Task description
Copy the data below exactly, omitting any picture it contains.

════════════════

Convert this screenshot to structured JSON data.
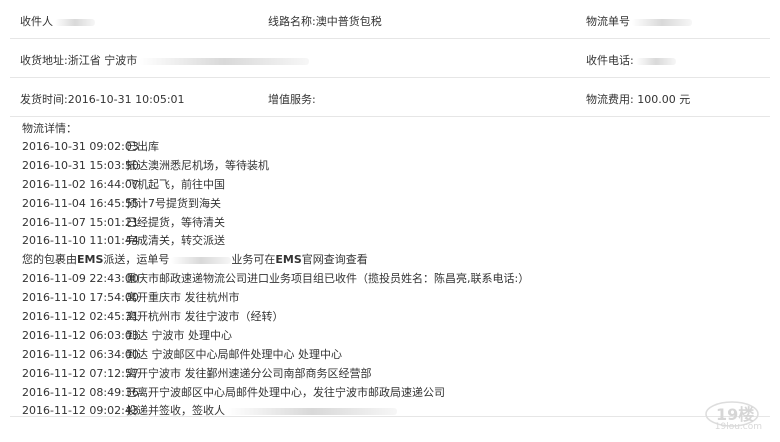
{
  "header": {
    "receiver_label": "收件人",
    "route_label": "线路名称:澳中普货包税",
    "tracking_label": "物流单号"
  },
  "address": {
    "address_label": "收货地址:浙江省 宁波市",
    "phone_label": "收件电话:"
  },
  "shipping": {
    "ship_time": "发货时间:2016-10-31 10:05:01",
    "value_added": "增值服务:",
    "fee": "物流费用: 100.00 元"
  },
  "details": {
    "title": "物流详情：",
    "entries": [
      {
        "time": "2016-10-31 09:02:03",
        "text": "已出库"
      },
      {
        "time": "2016-10-31 15:03:50",
        "text": "抵达澳洲悉尼机场，等待装机"
      },
      {
        "time": "2016-11-02 16:44:07",
        "text": "飞机起飞，前往中国"
      },
      {
        "time": "2016-11-04 16:45:55",
        "text": "预计7号提货到海关"
      },
      {
        "time": "2016-11-07 15:01:21",
        "text": "已经提货，等待清关"
      },
      {
        "time": "2016-11-10 11:01:44",
        "text": "完成清关，转交派送"
      }
    ],
    "ems_note_prefix": "您的包裹由",
    "ems_bold_1": "EMS",
    "ems_note_mid": "派送，运单号",
    "ems_note_tail": "业务可在",
    "ems_bold_2": "EMS",
    "ems_note_end": "官网查询查看",
    "ems_entries": [
      {
        "time": "2016-11-09 22:43:00",
        "text": "重庆市邮政速递物流公司进口业务项目组已收件（揽投员姓名：陈昌亮,联系电话:）"
      },
      {
        "time": "2016-11-10 17:54:00",
        "text": "离开重庆市 发往杭州市"
      },
      {
        "time": "2016-11-12 02:45:31",
        "text": "离开杭州市 发往宁波市（经转）"
      },
      {
        "time": "2016-11-12 06:03:03",
        "text": "到达 宁波市 处理中心"
      },
      {
        "time": "2016-11-12 06:34:00",
        "text": "到达 宁波邮区中心局邮件处理中心 处理中心"
      },
      {
        "time": "2016-11-12 07:12:57",
        "text": "离开宁波市 发往鄞州速递分公司南部商务区经营部"
      },
      {
        "time": "2016-11-12 08:49:36",
        "text": "已离开宁波邮区中心局邮件处理中心，发往宁波市邮政局速递公司"
      },
      {
        "time": "2016-11-12 09:02:43",
        "text": "投递并签收，签收人"
      }
    ]
  },
  "watermark": {
    "logo": "19楼",
    "site": "19lou.com"
  }
}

════════════════

Finished answer
Convert this screenshot to structured JSON data.
{
  "header": {
    "receiver_label": "收件人",
    "route_label": "线路名称:澳中普货包税",
    "tracking_label": "物流单号"
  },
  "address": {
    "address_label": "收货地址:浙江省 宁波市",
    "phone_label": "收件电话:"
  },
  "shipping": {
    "ship_time": "发货时间:2016-10-31 10:05:01",
    "value_added": "增值服务:",
    "fee": "物流费用: 100.00 元"
  },
  "details": {
    "title": "物流详情：",
    "entries": [
      {
        "time": "2016-10-31 09:02:03",
        "text": "已出库"
      },
      {
        "time": "2016-10-31 15:03:50",
        "text": "抵达澳洲悉尼机场，等待装机"
      },
      {
        "time": "2016-11-02 16:44:07",
        "text": "飞机起飞，前往中国"
      },
      {
        "time": "2016-11-04 16:45:55",
        "text": "预计7号提货到海关"
      },
      {
        "time": "2016-11-07 15:01:21",
        "text": "已经提货，等待清关"
      },
      {
        "time": "2016-11-10 11:01:44",
        "text": "完成清关，转交派送"
      }
    ],
    "ems_note_prefix": "您的包裹由",
    "ems_bold_1": "EMS",
    "ems_note_mid": "派送，运单号",
    "ems_note_tail": "业务可在",
    "ems_bold_2": "EMS",
    "ems_note_end": "官网查询查看",
    "ems_entries": [
      {
        "time": "2016-11-09 22:43:00",
        "text": "重庆市邮政速递物流公司进口业务项目组已收件（揽投员姓名：陈昌亮,联系电话:）"
      },
      {
        "time": "2016-11-10 17:54:00",
        "text": "离开重庆市 发往杭州市"
      },
      {
        "time": "2016-11-12 02:45:31",
        "text": "离开杭州市 发往宁波市（经转）"
      },
      {
        "time": "2016-11-12 06:03:03",
        "text": "到达 宁波市 处理中心"
      },
      {
        "time": "2016-11-12 06:34:00",
        "text": "到达 宁波邮区中心局邮件处理中心 处理中心"
      },
      {
        "time": "2016-11-12 07:12:57",
        "text": "离开宁波市 发往鄞州速递分公司南部商务区经营部"
      },
      {
        "time": "2016-11-12 08:49:36",
        "text": "已离开宁波邮区中心局邮件处理中心，发往宁波市邮政局速递公司"
      },
      {
        "time": "2016-11-12 09:02:43",
        "text": "投递并签收，签收人"
      }
    ]
  },
  "watermark": {
    "logo": "19楼",
    "site": "19lou.com"
  }
}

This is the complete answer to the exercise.